▶ SHORT PROBLEM
Keep only the lines that hold the string "Have", filtering out the rest of the entries below.

▶ DATASET RECORDS
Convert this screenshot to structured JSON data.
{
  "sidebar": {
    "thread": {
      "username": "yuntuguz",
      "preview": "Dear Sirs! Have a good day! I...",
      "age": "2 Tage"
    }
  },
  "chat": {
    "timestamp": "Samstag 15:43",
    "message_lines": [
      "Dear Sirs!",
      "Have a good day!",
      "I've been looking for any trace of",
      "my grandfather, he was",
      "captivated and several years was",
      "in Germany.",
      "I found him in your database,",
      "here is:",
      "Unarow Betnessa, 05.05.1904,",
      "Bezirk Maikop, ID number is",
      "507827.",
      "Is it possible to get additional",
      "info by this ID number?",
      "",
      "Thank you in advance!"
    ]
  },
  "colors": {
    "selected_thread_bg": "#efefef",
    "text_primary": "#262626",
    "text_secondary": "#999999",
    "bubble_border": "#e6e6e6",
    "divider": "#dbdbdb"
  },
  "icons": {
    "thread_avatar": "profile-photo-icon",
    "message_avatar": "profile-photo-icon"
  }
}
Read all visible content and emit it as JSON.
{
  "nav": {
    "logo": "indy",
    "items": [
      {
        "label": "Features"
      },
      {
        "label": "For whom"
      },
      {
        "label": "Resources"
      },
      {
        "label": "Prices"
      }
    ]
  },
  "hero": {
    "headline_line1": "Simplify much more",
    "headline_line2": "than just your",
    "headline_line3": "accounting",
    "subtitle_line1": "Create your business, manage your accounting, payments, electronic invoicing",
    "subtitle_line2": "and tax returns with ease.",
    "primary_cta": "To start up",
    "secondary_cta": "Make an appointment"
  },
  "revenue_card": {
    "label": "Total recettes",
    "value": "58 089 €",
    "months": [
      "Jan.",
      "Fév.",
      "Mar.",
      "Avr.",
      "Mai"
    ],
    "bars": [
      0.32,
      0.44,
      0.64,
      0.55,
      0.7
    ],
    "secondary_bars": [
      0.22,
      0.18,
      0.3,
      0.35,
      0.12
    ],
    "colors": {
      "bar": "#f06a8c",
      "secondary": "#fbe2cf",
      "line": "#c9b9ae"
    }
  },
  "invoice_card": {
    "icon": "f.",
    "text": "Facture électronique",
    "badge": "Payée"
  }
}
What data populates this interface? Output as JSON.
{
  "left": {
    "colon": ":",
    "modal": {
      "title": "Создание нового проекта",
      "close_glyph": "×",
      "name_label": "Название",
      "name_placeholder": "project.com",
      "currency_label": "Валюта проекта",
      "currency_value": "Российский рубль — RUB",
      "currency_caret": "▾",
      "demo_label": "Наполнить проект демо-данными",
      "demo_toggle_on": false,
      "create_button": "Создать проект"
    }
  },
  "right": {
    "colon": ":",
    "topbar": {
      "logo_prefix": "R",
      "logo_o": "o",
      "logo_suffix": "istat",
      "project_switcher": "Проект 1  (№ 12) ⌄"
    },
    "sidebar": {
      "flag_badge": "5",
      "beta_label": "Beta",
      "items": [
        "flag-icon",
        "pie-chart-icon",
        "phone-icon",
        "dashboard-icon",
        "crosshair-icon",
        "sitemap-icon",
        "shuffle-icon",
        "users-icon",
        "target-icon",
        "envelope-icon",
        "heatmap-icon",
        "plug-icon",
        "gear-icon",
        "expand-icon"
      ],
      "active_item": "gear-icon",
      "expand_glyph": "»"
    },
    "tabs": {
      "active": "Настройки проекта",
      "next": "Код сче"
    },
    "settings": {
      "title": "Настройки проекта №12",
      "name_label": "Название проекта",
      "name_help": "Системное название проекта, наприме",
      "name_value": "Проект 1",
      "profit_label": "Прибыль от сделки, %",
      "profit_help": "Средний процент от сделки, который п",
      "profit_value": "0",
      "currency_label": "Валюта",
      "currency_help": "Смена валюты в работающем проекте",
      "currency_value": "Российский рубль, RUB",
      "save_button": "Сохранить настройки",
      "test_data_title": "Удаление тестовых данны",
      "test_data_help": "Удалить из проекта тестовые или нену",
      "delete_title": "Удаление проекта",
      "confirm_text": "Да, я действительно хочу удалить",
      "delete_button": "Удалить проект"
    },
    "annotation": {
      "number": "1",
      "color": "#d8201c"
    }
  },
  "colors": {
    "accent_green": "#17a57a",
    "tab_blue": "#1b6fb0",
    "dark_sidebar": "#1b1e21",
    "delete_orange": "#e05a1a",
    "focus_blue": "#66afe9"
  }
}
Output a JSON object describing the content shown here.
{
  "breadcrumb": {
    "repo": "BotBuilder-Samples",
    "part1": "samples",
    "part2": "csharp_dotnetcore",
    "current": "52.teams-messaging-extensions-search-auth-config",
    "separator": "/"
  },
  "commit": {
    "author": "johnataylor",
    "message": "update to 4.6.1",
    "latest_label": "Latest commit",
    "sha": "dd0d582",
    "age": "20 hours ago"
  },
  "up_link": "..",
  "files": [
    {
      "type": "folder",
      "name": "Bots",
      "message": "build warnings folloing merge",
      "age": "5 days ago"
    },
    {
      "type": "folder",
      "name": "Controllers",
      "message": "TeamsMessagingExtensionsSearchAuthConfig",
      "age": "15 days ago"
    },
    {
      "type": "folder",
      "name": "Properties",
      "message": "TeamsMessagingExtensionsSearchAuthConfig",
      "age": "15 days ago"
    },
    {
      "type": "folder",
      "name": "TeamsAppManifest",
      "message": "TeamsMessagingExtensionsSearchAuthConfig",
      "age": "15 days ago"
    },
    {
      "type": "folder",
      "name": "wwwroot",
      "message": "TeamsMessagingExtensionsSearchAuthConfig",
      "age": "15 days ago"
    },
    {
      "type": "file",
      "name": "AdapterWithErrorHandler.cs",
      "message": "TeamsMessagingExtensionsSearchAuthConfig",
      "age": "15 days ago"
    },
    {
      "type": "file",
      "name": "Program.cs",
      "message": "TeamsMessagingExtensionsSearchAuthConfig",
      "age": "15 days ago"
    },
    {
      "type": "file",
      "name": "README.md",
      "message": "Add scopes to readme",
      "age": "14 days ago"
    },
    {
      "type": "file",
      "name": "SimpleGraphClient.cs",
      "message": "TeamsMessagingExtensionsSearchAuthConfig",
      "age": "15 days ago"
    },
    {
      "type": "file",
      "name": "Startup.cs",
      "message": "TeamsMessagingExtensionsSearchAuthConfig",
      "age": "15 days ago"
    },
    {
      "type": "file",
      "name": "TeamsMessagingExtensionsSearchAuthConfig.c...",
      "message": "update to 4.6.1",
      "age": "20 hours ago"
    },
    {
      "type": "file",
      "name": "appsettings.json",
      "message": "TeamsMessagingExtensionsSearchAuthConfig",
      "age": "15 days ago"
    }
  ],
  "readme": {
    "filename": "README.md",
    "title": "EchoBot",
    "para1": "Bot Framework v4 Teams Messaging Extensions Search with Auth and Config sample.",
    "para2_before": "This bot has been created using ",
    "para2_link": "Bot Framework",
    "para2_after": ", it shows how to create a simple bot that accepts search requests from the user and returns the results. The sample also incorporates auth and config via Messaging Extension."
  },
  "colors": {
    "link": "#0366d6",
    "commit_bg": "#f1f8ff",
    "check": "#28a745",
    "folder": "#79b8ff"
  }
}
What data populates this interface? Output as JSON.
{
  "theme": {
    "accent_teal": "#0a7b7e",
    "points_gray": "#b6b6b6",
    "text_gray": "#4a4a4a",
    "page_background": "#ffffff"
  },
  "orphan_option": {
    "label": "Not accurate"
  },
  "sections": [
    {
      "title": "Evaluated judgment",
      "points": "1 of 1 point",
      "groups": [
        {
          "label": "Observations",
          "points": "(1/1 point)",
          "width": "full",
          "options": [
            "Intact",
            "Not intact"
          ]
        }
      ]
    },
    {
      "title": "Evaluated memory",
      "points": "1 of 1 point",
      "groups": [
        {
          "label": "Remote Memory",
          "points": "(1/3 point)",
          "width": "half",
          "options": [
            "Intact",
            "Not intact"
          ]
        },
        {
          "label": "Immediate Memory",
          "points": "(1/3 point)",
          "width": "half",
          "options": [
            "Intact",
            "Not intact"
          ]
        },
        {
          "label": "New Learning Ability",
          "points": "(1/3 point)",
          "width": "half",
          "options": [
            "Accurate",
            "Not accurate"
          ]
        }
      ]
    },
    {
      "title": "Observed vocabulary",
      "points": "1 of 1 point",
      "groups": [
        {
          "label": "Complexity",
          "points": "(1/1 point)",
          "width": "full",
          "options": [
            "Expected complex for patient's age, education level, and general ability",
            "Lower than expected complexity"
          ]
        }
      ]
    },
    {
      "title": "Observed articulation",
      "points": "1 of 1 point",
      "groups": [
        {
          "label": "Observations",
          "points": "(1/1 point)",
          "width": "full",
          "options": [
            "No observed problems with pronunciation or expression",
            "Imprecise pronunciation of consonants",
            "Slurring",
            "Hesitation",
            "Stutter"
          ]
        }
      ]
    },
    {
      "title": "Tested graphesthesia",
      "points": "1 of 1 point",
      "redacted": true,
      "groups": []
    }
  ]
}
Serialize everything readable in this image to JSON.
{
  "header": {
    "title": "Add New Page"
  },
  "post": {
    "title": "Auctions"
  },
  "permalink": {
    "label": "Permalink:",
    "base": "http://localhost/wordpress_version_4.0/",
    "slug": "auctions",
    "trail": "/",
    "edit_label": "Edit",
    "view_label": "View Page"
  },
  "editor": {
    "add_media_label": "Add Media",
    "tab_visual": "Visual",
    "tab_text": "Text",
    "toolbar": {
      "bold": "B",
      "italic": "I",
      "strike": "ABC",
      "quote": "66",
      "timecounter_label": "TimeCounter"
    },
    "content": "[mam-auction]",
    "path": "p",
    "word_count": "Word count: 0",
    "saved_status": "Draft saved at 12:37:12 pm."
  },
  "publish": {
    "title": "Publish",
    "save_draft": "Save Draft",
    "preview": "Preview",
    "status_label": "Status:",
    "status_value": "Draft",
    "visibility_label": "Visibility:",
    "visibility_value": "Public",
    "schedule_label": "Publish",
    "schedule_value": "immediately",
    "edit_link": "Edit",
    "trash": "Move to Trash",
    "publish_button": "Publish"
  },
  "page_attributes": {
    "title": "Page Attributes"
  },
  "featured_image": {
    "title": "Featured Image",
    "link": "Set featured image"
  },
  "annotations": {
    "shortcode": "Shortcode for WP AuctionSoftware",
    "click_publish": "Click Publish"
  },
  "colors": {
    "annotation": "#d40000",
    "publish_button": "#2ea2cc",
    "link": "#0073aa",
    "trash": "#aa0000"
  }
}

▶ SOLUTION TO THIS TASK
      "preview": "Dear Sirs! Have a good day! I...",
      "Have a good day!",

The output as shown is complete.